** Begin DATA SUPPLIED **
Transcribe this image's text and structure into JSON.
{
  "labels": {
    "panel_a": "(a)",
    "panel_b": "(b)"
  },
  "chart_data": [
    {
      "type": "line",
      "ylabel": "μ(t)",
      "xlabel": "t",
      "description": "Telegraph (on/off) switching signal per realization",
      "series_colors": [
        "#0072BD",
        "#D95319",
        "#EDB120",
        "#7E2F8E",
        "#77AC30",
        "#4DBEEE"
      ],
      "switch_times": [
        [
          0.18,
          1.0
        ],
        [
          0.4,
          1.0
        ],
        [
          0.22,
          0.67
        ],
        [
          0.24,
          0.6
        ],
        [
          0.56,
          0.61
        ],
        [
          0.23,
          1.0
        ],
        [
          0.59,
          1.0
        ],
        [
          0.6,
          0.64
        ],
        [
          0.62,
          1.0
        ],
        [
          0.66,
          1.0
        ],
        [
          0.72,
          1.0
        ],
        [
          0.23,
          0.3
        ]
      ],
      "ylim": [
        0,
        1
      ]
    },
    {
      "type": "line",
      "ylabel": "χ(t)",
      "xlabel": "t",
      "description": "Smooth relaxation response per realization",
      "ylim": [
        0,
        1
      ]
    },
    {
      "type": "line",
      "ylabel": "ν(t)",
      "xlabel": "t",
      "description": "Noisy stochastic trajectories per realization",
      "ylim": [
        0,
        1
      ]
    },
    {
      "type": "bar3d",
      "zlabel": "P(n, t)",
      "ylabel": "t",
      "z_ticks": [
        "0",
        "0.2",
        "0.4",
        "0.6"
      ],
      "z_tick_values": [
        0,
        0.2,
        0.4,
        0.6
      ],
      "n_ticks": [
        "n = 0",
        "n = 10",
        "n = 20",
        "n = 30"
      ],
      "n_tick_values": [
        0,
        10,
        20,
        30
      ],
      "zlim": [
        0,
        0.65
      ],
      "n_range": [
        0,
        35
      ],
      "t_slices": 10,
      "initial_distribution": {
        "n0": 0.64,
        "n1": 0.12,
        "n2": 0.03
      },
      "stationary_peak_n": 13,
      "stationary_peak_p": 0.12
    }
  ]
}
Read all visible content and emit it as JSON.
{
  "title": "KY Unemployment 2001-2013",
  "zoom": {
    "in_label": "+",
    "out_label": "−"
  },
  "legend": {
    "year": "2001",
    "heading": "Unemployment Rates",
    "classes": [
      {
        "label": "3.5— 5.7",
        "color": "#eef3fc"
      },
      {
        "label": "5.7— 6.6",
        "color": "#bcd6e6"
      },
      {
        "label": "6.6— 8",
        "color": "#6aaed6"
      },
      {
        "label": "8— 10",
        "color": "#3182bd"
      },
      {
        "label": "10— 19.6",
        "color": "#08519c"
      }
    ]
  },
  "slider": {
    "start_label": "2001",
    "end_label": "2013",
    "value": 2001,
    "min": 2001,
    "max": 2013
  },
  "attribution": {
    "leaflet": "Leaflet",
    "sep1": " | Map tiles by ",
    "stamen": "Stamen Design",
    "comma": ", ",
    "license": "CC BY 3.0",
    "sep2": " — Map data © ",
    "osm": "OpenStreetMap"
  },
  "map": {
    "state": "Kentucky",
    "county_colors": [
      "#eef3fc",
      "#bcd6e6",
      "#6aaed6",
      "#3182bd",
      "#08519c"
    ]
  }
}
** End DATA SUPPLIED **
- TASK PROMPT: Transcribe every entry exactly, omitting nothing.

- RESPONSE:
Transcribe this image's text and structure into JSON.
{
  "labels": {
    "panel_a": "(a)",
    "panel_b": "(b)"
  },
  "chart_data": [
    {
      "type": "line",
      "ylabel": "μ(t)",
      "xlabel": "t",
      "description": "Telegraph (on/off) switching signal per realization",
      "series_colors": [
        "#0072BD",
        "#D95319",
        "#EDB120",
        "#7E2F8E",
        "#77AC30",
        "#4DBEEE"
      ],
      "switch_times": [
        [
          0.18,
          1.0
        ],
        [
          0.4,
          1.0
        ],
        [
          0.22,
          0.67
        ],
        [
          0.24,
          0.6
        ],
        [
          0.56,
          0.61
        ],
        [
          0.23,
          1.0
        ],
        [
          0.59,
          1.0
        ],
        [
          0.6,
          0.64
        ],
        [
          0.62,
          1.0
        ],
        [
          0.66,
          1.0
        ],
        [
          0.72,
          1.0
        ],
        [
          0.23,
          0.3
        ]
      ],
      "ylim": [
        0,
        1
      ]
    },
    {
      "type": "line",
      "ylabel": "χ(t)",
      "xlabel": "t",
      "description": "Smooth relaxation response per realization",
      "ylim": [
        0,
        1
      ]
    },
    {
      "type": "line",
      "ylabel": "ν(t)",
      "xlabel": "t",
      "description": "Noisy stochastic trajectories per realization",
      "ylim": [
        0,
        1
      ]
    },
    {
      "type": "bar3d",
      "zlabel": "P(n, t)",
      "ylabel": "t",
      "z_ticks": [
        "0",
        "0.2",
        "0.4",
        "0.6"
      ],
      "z_tick_values": [
        0,
        0.2,
        0.4,
        0.6
      ],
      "n_ticks": [
        "n = 0",
        "n = 10",
        "n = 20",
        "n = 30"
      ],
      "n_tick_values": [
        0,
        10,
        20,
        30
      ],
      "zlim": [
        0,
        0.65
      ],
      "n_range": [
        0,
        35
      ],
      "t_slices": 10,
      "initial_distribution": {
        "n0": 0.64,
        "n1": 0.12,
        "n2": 0.03
      },
      "stationary_peak_n": 13,
      "stationary_peak_p": 0.12
    }
  ]
}
Read all visible content and emit it as JSON.
{
  "title": "KY Unemployment 2001-2013",
  "zoom": {
    "in_label": "+",
    "out_label": "−"
  },
  "legend": {
    "year": "2001",
    "heading": "Unemployment Rates",
    "classes": [
      {
        "label": "3.5— 5.7",
        "color": "#eef3fc"
      },
      {
        "label": "5.7— 6.6",
        "color": "#bcd6e6"
      },
      {
        "label": "6.6— 8",
        "color": "#6aaed6"
      },
      {
        "label": "8— 10",
        "color": "#3182bd"
      },
      {
        "label": "10— 19.6",
        "color": "#08519c"
      }
    ]
  },
  "slider": {
    "start_label": "2001",
    "end_label": "2013",
    "value": 2001,
    "min": 2001,
    "max": 2013
  },
  "attribution": {
    "leaflet": "Leaflet",
    "sep1": " | Map tiles by ",
    "stamen": "Stamen Design",
    "comma": ", ",
    "license": "CC BY 3.0",
    "sep2": " — Map data © ",
    "osm": "OpenStreetMap"
  },
  "map": {
    "state": "Kentucky",
    "county_colors": [
      "#eef3fc",
      "#bcd6e6",
      "#6aaed6",
      "#3182bd",
      "#08519c"
    ]
  }
}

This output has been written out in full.